/---

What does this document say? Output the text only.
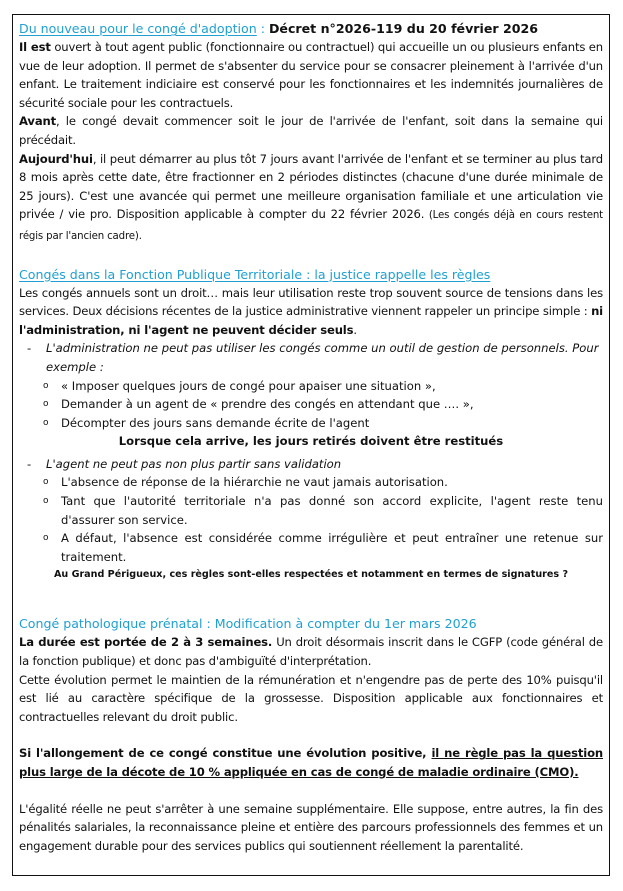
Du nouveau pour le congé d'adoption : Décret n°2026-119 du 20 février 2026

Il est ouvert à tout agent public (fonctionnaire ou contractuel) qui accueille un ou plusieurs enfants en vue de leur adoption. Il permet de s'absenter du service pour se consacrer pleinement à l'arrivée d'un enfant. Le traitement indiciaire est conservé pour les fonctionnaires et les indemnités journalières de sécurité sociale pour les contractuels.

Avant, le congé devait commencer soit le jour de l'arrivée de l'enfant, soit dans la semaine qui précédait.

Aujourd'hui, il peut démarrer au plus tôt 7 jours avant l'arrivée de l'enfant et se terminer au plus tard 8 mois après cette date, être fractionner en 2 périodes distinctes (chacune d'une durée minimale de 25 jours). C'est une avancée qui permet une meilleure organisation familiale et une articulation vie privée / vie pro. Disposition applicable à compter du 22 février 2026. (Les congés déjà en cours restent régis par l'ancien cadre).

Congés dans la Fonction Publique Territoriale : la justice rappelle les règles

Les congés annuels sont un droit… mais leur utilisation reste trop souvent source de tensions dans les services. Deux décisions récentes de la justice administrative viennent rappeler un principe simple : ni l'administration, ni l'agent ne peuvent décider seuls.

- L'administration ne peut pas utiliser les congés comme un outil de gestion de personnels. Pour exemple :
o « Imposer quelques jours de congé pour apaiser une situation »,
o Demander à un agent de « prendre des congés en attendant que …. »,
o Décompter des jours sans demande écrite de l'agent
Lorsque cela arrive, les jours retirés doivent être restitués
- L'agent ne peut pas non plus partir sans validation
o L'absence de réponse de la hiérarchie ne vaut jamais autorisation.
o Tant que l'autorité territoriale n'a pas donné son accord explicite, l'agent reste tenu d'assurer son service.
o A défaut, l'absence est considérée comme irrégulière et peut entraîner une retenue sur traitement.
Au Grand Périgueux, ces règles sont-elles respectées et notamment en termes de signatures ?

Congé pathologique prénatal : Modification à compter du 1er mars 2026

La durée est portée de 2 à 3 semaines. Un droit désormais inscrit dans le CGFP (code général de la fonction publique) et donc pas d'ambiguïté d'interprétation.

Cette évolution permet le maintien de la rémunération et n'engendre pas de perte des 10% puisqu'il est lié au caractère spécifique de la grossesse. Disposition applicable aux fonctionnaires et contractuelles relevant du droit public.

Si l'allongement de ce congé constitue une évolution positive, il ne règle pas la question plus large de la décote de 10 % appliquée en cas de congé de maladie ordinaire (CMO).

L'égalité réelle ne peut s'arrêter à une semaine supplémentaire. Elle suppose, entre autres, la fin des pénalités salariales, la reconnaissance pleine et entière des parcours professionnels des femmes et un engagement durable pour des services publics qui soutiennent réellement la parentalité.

\---

Exercise task: What is the number of lines in the data holding the word "être"? Reply with that number only.

Answer to this task: 2